Skip the pictures. Transcribe the rest of the data below without changing a word.

═════ Supplied data

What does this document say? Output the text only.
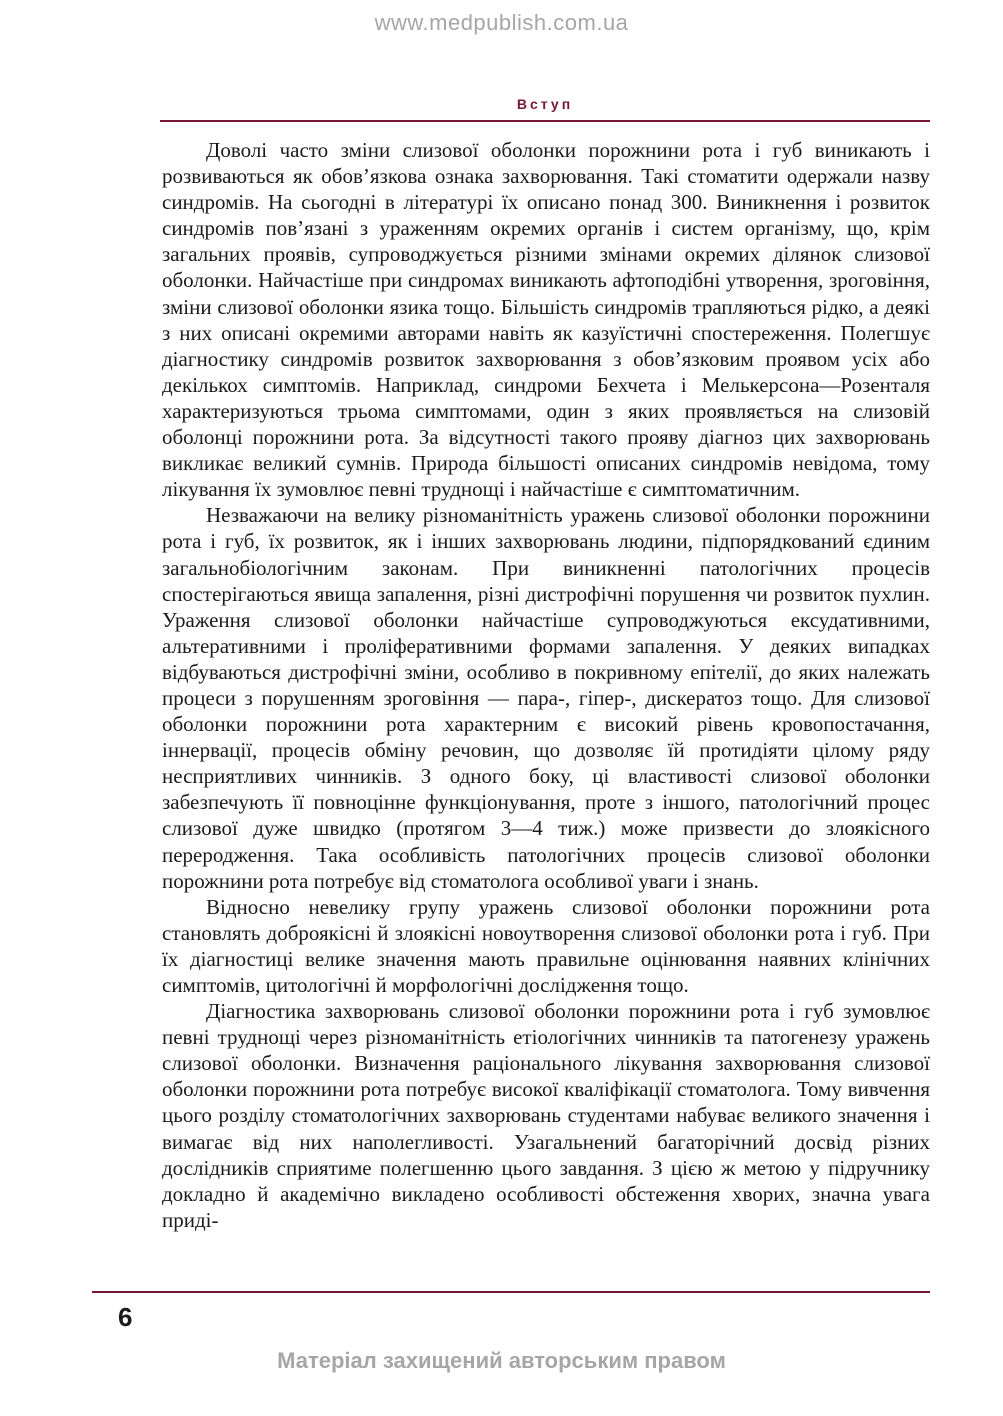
www.medpublish.com.ua
Вступ

Доволі часто зміни слизової оболонки порожнини рота і губ виникають і розвиваються як обов’язкова ознака захворювання. Такі стоматити одержали назву синдромів. На сьогодні в літературі їх описано понад 300. Виникнення і розвиток синдромів пов’язані з ураженням окремих органів і систем організму, що, крім загальних проявів, супроводжується різними змінами окремих ділянок слизової оболонки. Найчастіше при синдромах виникають афтоподібні утворення, зроговіння, зміни слизової оболонки язика тощо. Більшість синдромів трапляються рідко, а деякі з них описані окремими авторами навіть як казуїстичні спостереження. Полегшує діагностику синдромів розвиток захворювання з обов’язковим проявом усіх або декількох симптомів. Наприклад, синдроми Бехчета і Мелькерсона—Розенталя характеризуються трьома симптомами, один з яких проявляється на слизовій оболонці порожнини рота. За відсутності такого прояву діагноз цих захворювань викликає великий сумнів. Природа більшості описаних синдромів невідома, тому лікування їх зумовлює певні труднощі і найчастіше є симптоматичним.

Незважаючи на велику різноманітність уражень слизової оболонки порожнини рота і губ, їх розвиток, як і інших захворювань людини, підпорядкований єдиним загальнобіологічним законам. При виникненні патологічних процесів спостерігаються явища запалення, різні дистрофічні порушення чи розвиток пухлин. Ураження слизової оболонки найчастіше супроводжуються ексудативними, альтеративними і проліферативними формами запалення. У деяких випадках відбуваються дистрофічні зміни, особливо в покривному епітелії, до яких належать процеси з порушенням зроговіння — пара-, гіпер-, дискератоз тощо. Для слизової оболонки порожнини рота характерним є високий рівень кровопостачання, іннервації, процесів обміну речовин, що дозволяє їй протидіяти цілому ряду несприятливих чинників. З одного боку, ці властивості слизової оболонки забезпечують її повноцінне функціонування, проте з іншого, патологічний процес слизової дуже швидко (протягом 3—4 тиж.) може призвести до злоякісного переродження. Така особливість патологічних процесів слизової оболонки порожнини рота потребує від стоматолога особливої уваги і знань.

Відносно невелику групу уражень слизової оболонки порожнини рота становлять доброякісні й злоякісні новоутворення слизової оболонки рота і губ. При їх діагностиці велике значення мають правильне оцінювання наявних клінічних симптомів, цитологічні й морфологічні дослідження тощо.

Діагностика захворювань слизової оболонки порожнини рота і губ зумовлює певні труднощі через різноманітність етіологічних чинників та патогенезу уражень слизової оболонки. Визначення раціонального лікування захворювання слизової оболонки порожнини рота потребує високої кваліфікації стоматолога. Тому вивчення цього розділу стоматологічних захворювань студентами набуває великого значення і вимагає від них наполегливості. Узагальнений багаторічний досвід різних дослідників сприятиме полегшенню цього завдання. З цією ж метою у підручнику докладно й академічно викладено особливості обстеження хворих, значна увага приді-

6
Матеріал захищений авторським правом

══════════

* **Task result**
What does this document say? Output the text only.
www.medpublish.com.ua
Вступ

Доволі часто зміни слизової оболонки порожнини рота і губ виникають і розвиваються як обов’язкова ознака захворювання. Такі стоматити одержали назву синдромів. На сьогодні в літературі їх описано понад 300. Виникнення і розвиток синдромів пов’язані з ураженням окремих органів і систем організму, що, крім загальних проявів, супроводжується різними змінами окремих ділянок слизової оболонки. Найчастіше при синдромах виникають афтоподібні утворення, зроговіння, зміни слизової оболонки язика тощо. Більшість синдромів трапляються рідко, а деякі з них описані окремими авторами навіть як казуїстичні спостереження. Полегшує діагностику синдромів розвиток захворювання з обов’язковим проявом усіх або декількох симптомів. Наприклад, синдроми Бехчета і Мелькерсона—Розенталя характеризуються трьома симптомами, один з яких проявляється на слизовій оболонці порожнини рота. За відсутності такого прояву діагноз цих захворювань викликає великий сумнів. Природа більшості описаних синдромів невідома, тому лікування їх зумовлює певні труднощі і найчастіше є симптоматичним.

Незважаючи на велику різноманітність уражень слизової оболонки порожнини рота і губ, їх розвиток, як і інших захворювань людини, підпорядкований єдиним загальнобіологічним законам. При виникненні патологічних процесів спостерігаються явища запалення, різні дистрофічні порушення чи розвиток пухлин. Ураження слизової оболонки найчастіше супроводжуються ексудативними, альтеративними і проліферативними формами запалення. У деяких випадках відбуваються дистрофічні зміни, особливо в покривному епітелії, до яких належать процеси з порушенням зроговіння — пара-, гіпер-, дискератоз тощо. Для слизової оболонки порожнини рота характерним є високий рівень кровопостачання, іннервації, процесів обміну речовин, що дозволяє їй протидіяти цілому ряду несприятливих чинників. З одного боку, ці властивості слизової оболонки забезпечують її повноцінне функціонування, проте з іншого, патологічний процес слизової дуже швидко (протягом 3—4 тиж.) може призвести до злоякісного переродження. Така особливість патологічних процесів слизової оболонки порожнини рота потребує від стоматолога особливої уваги і знань.

Відносно невелику групу уражень слизової оболонки порожнини рота становлять доброякісні й злоякісні новоутворення слизової оболонки рота і губ. При їх діагностиці велике значення мають правильне оцінювання наявних клінічних симптомів, цитологічні й морфологічні дослідження тощо.

Діагностика захворювань слизової оболонки порожнини рота і губ зумовлює певні труднощі через різноманітність етіологічних чинників та патогенезу уражень слизової оболонки. Визначення раціонального лікування захворювання слизової оболонки порожнини рота потребує високої кваліфікації стоматолога. Тому вивчення цього розділу стоматологічних захворювань студентами набуває великого значення і вимагає від них наполегливості. Узагальнений багаторічний досвід різних дослідників сприятиме полегшенню цього завдання. З цією ж метою у підручнику докладно й академічно викладено особливості обстеження хворих, значна увага приді-

6
Матеріал захищений авторським правом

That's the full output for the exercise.